● **SOURCE**
====
Cloudera Data Science Workbench Health Tests

Cloudera Data Science Workbench Application Health

This Cloudera Data Science Workbench service-level health test checks for the presence of a running, healthy Application. The test returns "Bad" health if the service is running and the Application is not running. In all other cases it returns the health of the Application. A failure of this health test indicates a stopped or unhealthy Application. Check the status of the Application for more information. This test can be enabled or disabled using the Application Role Health Test Application service-wide monitoring setting.

Short Name: Application Health

Property Name Description Template Name Default Value Unit
Application Role Health Test When computing the overall CDSW health, consider Application's health CDSW_CDSW_APPLICATION_health_enabled true no unit

Cloudera Data Science Workbench CDSW Status

This health test ensures Cloudera Data Science Workbench is ready to serve requests. If unhealthy you should verify the service configurations and refer to Troubleshooting Cloudera Data Science Workbench.

Short Name: CDSW Status

Cloudera Data Science Workbench Docker Daemon Health

This is a Cloudera Data Science Workbench service-level health test that checks that enough of the Docker Daemons in the cluster are healthy. The test returns "Concerning" health if the number of healthy Docker Daemons falls below a warning threshold, expressed as a percentage of the total number of Docker Daemons. The test returns "Bad" health if the number of healthy and "Concerning" Docker Daemons falls below a critical threshold, expressed as a percentage of the total number of Docker Daemons. For example, if this test is configured with a warning threshold of 95% and a critical threshold of 90% for a cluster of 100 Docker Daemons, this test would return "Good" health if 95 or more Docker Daemons have good health. This test would return "Concerning" health if at least 90 Docker Daemons have either "Good" or "Concerning" health. If more than 10 Docker Daemons have bad health, this test would return "Bad" health. A failure of this health test indicates unhealthy Docker Daemons. Check the status of the individual Docker Daemons for more information. This test can be configured using the Cloudera Data Science Workbench Cloudera Data Science Workbench service-wide monitoring setting.
====
● **TASKS TO PERFORM**
1 > List every health result that the Cloudera health test text says a test can return.
2 > In the listing, swap "Bar" for "Column" in the lines from the line with "Bar xyxy=(290,79,296,92)" to the line with "Bar xyxy=(215,288,219,300)", and give only those lines with nothing else changed.
The listing has nothing to do with the health test text.

(Region annotation records)
====
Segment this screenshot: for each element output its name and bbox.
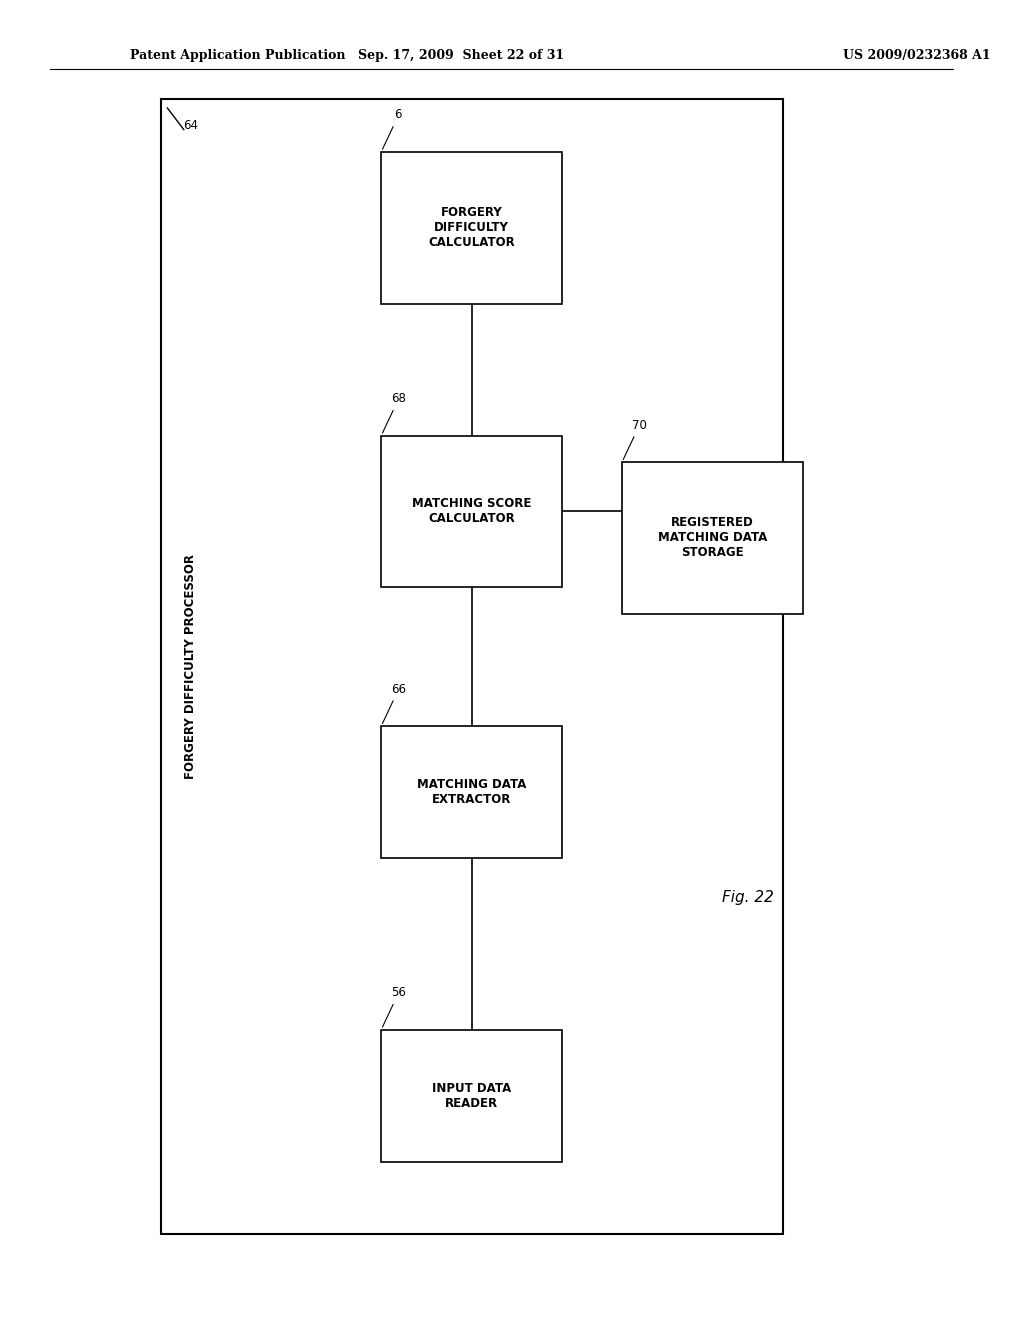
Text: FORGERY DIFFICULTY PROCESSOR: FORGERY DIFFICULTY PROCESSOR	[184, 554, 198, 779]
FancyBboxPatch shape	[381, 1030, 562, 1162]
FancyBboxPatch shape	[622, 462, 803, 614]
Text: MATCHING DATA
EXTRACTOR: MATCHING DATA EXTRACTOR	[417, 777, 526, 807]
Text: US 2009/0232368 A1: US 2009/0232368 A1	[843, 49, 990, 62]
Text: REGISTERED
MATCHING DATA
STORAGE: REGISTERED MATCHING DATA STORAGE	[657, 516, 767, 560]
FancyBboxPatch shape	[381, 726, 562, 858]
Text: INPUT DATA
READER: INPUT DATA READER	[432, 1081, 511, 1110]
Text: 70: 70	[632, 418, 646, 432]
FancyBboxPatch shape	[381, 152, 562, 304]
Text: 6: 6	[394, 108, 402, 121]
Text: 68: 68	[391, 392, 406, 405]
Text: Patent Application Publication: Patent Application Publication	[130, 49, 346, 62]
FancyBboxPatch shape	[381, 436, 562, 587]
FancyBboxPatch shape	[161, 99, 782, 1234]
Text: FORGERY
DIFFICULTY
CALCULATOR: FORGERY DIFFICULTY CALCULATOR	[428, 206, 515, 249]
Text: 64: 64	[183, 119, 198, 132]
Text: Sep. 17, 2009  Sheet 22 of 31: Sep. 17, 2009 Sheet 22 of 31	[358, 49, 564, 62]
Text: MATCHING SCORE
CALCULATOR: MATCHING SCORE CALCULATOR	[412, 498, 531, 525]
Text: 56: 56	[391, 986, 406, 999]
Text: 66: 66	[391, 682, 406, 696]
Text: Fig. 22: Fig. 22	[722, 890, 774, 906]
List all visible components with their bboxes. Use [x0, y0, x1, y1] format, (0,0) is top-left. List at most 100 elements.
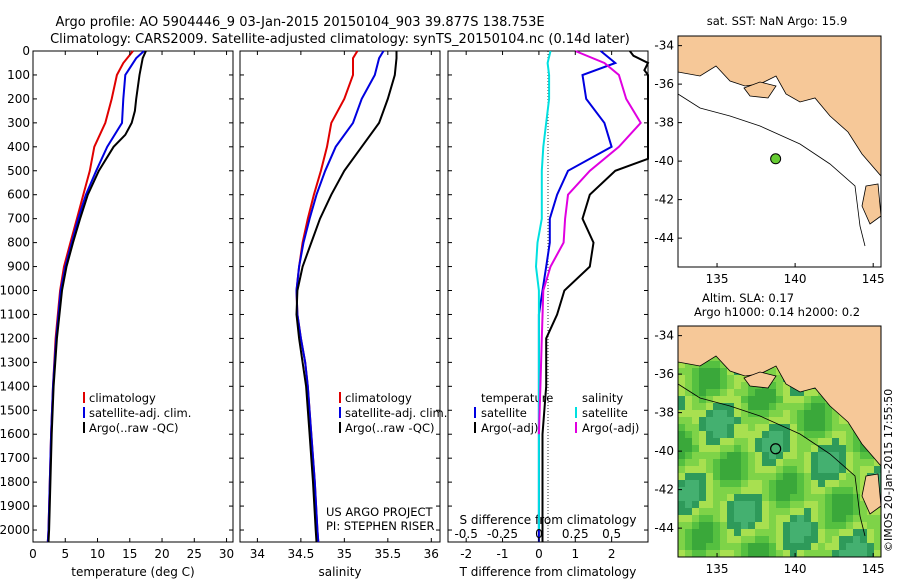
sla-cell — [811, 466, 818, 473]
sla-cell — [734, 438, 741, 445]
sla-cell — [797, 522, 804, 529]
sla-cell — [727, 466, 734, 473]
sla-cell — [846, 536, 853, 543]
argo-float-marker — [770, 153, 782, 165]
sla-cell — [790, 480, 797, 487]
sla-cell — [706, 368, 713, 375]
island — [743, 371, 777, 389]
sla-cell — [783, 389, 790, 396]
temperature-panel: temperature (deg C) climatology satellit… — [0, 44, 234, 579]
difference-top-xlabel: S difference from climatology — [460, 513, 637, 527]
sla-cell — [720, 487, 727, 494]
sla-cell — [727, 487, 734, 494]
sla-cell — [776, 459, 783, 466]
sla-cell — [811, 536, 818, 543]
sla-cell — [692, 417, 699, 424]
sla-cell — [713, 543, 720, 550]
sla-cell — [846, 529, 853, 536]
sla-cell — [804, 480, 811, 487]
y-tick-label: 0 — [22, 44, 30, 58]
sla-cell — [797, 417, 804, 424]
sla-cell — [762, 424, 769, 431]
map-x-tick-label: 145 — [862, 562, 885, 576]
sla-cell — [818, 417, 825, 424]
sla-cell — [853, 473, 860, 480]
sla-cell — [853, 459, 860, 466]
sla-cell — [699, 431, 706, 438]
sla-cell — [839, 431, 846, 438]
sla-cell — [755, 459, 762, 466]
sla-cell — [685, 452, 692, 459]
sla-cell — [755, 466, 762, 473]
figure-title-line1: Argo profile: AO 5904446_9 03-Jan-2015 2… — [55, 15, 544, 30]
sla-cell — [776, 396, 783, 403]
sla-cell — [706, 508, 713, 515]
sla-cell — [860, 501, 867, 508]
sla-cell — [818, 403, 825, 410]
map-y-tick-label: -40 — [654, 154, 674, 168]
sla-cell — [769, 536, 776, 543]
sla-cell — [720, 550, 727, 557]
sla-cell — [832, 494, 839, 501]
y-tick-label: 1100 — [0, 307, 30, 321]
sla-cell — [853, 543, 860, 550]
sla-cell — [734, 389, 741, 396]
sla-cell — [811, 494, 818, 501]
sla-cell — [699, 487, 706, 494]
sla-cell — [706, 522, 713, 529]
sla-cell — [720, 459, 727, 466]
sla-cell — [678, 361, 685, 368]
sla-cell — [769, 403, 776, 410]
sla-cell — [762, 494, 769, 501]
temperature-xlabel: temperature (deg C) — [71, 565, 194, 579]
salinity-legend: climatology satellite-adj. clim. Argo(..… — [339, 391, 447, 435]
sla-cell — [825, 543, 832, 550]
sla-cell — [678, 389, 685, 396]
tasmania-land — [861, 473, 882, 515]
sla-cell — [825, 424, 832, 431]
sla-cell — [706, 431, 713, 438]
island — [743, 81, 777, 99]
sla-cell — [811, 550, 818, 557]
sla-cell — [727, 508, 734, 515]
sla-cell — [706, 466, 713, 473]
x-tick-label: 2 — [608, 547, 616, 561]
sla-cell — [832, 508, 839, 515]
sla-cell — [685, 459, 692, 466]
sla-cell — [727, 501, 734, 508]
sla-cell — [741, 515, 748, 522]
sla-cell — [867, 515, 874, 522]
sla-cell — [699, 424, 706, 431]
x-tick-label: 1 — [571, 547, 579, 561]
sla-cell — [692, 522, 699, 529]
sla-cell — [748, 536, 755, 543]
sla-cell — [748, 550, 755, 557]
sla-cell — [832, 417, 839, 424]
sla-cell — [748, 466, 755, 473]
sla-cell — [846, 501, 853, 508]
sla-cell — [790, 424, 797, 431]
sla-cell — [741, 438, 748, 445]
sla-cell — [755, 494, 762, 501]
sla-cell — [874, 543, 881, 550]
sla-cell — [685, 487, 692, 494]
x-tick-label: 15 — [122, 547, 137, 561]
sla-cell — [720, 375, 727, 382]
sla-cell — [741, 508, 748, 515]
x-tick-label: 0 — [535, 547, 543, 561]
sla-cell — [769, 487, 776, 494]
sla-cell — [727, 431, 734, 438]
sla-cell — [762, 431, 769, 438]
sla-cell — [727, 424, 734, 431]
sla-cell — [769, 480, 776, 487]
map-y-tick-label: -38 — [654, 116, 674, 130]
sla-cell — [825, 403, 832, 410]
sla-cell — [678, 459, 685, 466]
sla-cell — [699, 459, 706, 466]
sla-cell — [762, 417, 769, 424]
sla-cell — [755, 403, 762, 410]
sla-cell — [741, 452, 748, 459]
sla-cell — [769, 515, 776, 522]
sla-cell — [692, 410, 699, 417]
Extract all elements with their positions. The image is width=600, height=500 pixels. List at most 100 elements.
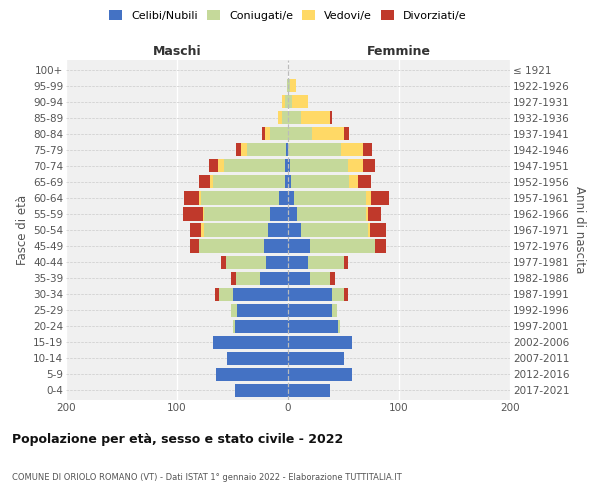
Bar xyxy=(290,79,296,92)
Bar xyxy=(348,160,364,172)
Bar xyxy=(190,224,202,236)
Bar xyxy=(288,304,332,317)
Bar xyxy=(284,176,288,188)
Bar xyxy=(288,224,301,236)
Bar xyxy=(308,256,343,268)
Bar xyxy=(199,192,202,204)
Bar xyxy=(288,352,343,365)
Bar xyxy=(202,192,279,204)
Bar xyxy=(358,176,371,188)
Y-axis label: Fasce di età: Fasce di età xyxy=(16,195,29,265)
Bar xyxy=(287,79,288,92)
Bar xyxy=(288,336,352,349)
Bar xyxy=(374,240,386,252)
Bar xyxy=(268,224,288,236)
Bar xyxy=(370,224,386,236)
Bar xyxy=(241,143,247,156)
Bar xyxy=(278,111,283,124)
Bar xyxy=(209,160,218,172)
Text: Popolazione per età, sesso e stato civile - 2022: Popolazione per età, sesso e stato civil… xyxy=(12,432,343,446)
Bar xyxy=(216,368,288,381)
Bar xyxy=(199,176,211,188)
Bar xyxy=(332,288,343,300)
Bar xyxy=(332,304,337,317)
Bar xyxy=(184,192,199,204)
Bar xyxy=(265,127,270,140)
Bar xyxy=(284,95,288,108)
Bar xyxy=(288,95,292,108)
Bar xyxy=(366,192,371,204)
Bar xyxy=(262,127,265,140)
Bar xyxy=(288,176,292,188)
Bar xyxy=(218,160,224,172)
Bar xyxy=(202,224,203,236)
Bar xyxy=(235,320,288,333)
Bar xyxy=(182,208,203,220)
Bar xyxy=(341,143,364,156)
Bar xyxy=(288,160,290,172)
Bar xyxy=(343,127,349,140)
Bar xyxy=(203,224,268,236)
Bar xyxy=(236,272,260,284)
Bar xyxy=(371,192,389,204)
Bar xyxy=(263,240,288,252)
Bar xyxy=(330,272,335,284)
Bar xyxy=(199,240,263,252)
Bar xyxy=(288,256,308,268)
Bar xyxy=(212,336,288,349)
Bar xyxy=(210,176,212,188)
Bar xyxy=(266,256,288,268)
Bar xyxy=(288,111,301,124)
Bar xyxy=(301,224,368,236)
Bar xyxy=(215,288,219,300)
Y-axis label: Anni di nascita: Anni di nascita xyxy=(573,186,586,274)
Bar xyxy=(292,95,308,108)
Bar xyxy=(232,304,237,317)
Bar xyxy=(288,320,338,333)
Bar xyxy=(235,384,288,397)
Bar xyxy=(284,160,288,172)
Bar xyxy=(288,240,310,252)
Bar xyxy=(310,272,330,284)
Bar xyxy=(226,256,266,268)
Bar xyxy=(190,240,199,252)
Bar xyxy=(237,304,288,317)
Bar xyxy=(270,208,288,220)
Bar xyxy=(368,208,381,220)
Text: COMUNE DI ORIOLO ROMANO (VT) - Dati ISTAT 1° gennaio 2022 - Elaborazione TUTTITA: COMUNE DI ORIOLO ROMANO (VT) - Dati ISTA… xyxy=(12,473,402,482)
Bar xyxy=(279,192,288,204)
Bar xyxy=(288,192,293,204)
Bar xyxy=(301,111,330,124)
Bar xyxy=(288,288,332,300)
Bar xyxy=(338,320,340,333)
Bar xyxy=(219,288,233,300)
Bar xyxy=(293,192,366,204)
====
● **TASK ANSWERS**
1 > "Bad", "Concerning", "Good"

2 >
Column xyxy=(290,79,296,92)
Column xyxy=(348,160,364,172)
Column xyxy=(190,224,202,236)
Column xyxy=(288,304,332,317)
Column xyxy=(284,176,288,188)
Column xyxy=(288,224,301,236)
Column xyxy=(308,256,343,268)
Column xyxy=(199,192,202,204)
Column xyxy=(288,352,343,365)
Column xyxy=(202,192,279,204)
Column xyxy=(358,176,371,188)
Y-axis label: Fasce di età: Fasce di età xyxy=(16,195,29,265)
Column xyxy=(287,79,288,92)
Column xyxy=(288,336,352,349)
Column xyxy=(374,240,386,252)
Column xyxy=(268,224,288,236)
Column xyxy=(370,224,386,236)
Column xyxy=(241,143,247,156)
Column xyxy=(278,111,283,124)
Column xyxy=(209,160,218,172)
Text: Popolazione per età, sesso e stato civile - 2022: Popolazione per età, sesso e stato civil… xyxy=(12,432,343,446)
Column xyxy=(216,368,288,381)
Column xyxy=(199,176,211,188)
Column xyxy=(332,288,343,300)
Column xyxy=(332,304,337,317)
Column xyxy=(184,192,199,204)
Column xyxy=(265,127,270,140)
Column xyxy=(284,95,288,108)
Column xyxy=(288,95,292,108)
Column xyxy=(366,192,371,204)
Column xyxy=(262,127,265,140)
Column xyxy=(288,176,292,188)
Column xyxy=(218,160,224,172)
Column xyxy=(202,224,203,236)
Column xyxy=(235,320,288,333)
Column xyxy=(182,208,203,220)
Column xyxy=(341,143,364,156)
Column xyxy=(288,160,290,172)
Column xyxy=(343,127,349,140)
Column xyxy=(203,224,268,236)
Column xyxy=(236,272,260,284)
Column xyxy=(371,192,389,204)
Column xyxy=(263,240,288,252)
Column xyxy=(330,272,335,284)
Column xyxy=(199,240,263,252)
Column xyxy=(288,256,308,268)
Column xyxy=(212,336,288,349)
Column xyxy=(210,176,212,188)
Column xyxy=(266,256,288,268)
Column xyxy=(288,111,301,124)
Column xyxy=(301,224,368,236)
Column xyxy=(215,288,219,300)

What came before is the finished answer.